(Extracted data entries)
BEGIN

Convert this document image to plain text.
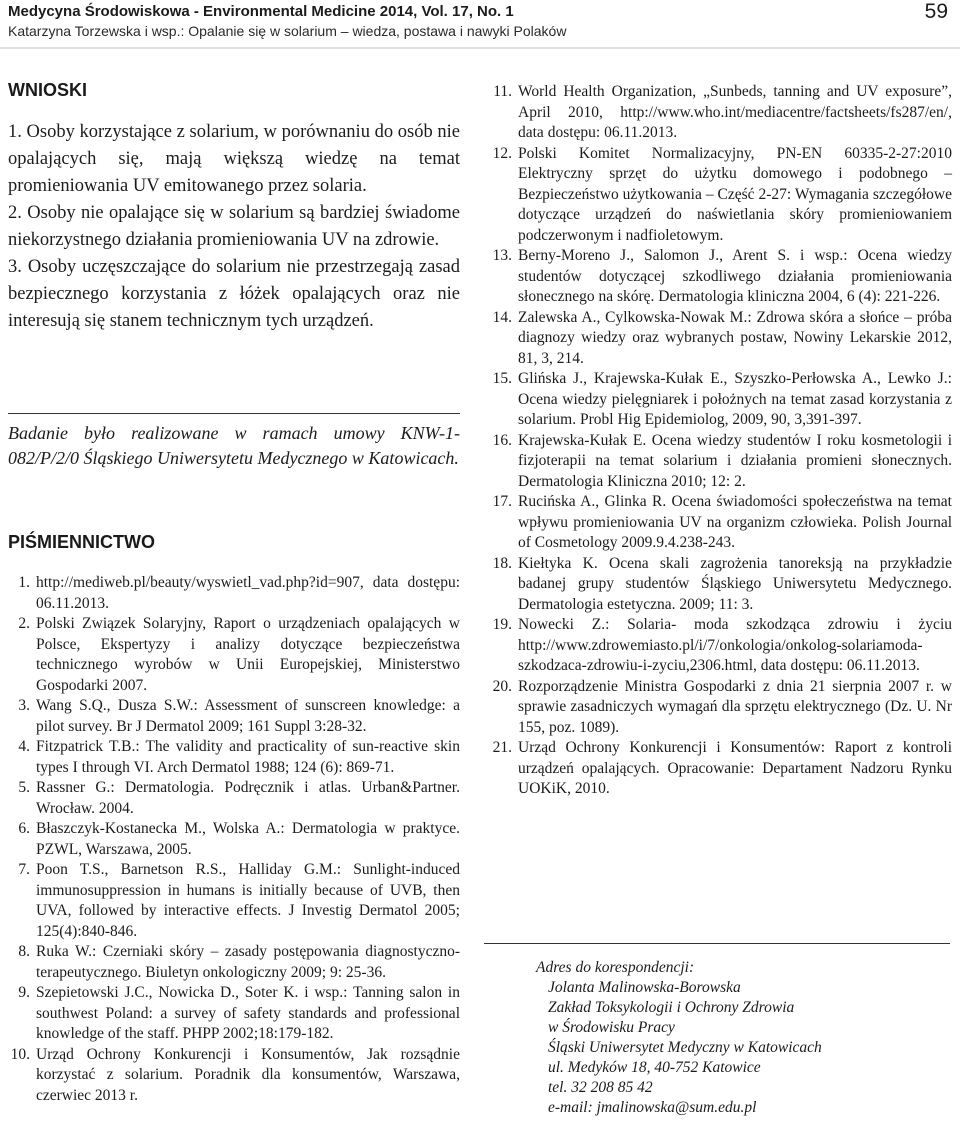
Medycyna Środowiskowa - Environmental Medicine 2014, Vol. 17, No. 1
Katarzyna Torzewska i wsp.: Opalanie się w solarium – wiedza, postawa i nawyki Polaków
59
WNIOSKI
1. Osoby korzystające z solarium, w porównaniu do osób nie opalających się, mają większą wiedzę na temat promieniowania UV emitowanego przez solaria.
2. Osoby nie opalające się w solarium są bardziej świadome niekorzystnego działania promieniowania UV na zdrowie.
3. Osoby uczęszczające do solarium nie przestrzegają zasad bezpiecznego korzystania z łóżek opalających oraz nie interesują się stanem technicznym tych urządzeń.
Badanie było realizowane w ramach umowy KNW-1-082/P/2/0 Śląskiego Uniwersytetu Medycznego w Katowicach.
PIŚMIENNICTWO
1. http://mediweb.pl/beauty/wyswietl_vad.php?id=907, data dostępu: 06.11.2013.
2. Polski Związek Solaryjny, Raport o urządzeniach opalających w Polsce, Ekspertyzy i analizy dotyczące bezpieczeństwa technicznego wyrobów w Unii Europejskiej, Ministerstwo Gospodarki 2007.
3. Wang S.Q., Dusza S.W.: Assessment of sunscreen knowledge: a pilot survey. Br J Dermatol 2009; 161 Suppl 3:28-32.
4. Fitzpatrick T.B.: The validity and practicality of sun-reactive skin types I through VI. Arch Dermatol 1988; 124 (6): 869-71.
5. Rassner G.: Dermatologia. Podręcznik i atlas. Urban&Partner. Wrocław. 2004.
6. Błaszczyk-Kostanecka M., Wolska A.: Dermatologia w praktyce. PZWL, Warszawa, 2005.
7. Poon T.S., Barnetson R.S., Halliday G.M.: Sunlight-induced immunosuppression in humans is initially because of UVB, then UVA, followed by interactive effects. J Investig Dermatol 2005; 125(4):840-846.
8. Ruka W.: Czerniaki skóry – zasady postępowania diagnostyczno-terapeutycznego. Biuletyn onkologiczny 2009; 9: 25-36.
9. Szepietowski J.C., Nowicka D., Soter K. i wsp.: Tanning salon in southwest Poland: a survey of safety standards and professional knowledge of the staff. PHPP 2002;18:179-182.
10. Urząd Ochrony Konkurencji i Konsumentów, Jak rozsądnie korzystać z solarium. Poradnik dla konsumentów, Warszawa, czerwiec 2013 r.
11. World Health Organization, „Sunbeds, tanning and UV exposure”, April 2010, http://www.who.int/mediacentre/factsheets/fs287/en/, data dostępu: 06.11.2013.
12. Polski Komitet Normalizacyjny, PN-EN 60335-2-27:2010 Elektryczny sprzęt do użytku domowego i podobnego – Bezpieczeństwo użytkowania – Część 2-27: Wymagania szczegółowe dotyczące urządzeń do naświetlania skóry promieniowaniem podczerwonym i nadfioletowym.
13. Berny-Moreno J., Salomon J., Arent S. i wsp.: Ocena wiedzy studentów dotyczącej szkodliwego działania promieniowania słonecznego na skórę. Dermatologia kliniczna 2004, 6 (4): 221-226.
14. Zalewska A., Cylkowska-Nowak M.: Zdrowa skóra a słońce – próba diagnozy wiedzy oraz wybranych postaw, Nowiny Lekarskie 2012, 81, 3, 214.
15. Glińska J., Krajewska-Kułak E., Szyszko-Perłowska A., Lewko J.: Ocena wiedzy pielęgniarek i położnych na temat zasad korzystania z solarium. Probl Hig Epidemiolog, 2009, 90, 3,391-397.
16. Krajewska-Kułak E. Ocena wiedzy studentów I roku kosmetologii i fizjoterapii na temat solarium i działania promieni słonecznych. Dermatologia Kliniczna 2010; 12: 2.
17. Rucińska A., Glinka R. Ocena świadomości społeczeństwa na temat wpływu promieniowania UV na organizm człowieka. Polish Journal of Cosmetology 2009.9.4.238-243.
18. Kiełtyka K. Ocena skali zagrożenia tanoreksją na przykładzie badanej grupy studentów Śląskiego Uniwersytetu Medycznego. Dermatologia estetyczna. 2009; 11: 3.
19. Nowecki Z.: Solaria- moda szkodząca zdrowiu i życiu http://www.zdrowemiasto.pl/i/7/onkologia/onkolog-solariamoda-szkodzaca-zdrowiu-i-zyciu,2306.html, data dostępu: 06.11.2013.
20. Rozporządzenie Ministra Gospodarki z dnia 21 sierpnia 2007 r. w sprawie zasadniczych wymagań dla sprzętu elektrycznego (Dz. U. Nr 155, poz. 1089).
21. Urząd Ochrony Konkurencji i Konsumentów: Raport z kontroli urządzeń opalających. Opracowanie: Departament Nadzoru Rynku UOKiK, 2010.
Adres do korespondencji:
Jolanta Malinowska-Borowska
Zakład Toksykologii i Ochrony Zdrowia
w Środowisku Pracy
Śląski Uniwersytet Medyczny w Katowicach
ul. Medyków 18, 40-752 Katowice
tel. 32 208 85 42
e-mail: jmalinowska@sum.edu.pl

END

◆ EXERCISE PROMPT
Only the number is wanted: how many lines contain the string "Dermatologia"?

◆ TASK OUTPUT
5